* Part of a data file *
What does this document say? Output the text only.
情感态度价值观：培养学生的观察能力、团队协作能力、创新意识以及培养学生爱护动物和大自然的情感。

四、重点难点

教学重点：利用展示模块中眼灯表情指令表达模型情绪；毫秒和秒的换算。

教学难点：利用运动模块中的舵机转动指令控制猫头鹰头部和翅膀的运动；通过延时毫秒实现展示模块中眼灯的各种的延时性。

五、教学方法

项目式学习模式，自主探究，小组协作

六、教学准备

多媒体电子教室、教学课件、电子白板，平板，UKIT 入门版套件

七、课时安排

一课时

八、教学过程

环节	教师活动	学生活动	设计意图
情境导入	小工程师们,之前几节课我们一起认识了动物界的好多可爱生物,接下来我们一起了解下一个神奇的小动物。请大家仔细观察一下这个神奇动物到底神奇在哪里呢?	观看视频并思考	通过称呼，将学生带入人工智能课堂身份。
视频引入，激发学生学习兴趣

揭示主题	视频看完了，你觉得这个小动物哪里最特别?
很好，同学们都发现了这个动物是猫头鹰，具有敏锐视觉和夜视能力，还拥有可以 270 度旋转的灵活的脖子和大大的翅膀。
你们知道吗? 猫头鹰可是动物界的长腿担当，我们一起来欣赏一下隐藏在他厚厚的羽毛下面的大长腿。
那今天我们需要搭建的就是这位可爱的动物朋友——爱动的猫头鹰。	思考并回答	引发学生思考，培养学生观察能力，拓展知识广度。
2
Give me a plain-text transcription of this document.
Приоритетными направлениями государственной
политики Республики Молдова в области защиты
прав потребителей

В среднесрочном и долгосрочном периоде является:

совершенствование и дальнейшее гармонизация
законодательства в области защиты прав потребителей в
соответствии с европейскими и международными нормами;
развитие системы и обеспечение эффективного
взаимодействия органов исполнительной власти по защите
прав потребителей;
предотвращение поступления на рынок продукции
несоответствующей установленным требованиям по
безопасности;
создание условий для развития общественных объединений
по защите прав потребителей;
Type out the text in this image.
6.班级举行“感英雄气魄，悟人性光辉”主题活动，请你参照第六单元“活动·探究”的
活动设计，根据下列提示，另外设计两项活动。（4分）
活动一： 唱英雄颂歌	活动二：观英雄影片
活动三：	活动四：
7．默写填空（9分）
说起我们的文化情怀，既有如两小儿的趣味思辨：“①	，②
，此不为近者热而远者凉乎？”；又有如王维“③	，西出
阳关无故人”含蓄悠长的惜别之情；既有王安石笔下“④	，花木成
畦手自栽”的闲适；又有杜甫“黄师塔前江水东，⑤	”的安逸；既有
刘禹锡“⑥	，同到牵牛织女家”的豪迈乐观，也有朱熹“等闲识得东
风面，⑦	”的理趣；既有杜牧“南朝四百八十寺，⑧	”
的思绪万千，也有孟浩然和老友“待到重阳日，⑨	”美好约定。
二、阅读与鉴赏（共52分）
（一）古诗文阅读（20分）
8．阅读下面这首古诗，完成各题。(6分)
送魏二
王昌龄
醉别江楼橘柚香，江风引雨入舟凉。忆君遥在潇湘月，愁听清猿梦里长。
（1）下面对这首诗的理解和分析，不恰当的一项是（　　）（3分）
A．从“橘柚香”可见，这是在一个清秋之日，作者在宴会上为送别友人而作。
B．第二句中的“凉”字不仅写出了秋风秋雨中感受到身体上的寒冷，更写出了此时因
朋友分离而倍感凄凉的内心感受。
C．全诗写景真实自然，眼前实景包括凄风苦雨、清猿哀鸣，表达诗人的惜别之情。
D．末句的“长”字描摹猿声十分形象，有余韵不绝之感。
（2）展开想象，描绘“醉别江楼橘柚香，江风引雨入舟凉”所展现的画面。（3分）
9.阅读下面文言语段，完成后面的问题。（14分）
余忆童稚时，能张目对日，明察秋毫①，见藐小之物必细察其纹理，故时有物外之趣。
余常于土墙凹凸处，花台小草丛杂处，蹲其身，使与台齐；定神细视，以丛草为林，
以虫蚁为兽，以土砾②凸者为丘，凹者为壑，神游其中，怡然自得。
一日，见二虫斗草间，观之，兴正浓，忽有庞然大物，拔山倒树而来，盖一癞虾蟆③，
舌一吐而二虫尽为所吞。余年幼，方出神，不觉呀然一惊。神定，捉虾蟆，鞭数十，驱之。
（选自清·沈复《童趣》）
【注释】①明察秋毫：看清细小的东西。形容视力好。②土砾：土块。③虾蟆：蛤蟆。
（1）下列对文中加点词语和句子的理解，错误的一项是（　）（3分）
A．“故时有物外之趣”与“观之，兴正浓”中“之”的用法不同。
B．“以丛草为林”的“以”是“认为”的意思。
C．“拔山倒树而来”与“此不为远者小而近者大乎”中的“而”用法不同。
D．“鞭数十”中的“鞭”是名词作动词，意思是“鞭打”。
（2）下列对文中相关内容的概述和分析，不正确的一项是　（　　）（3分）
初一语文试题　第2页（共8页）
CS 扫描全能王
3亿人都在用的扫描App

* STATED PROBLEM *
A number is the only answer here: how many lines of the material above contain "document"?

* ANSWER FOR THIS EXERCISE *
2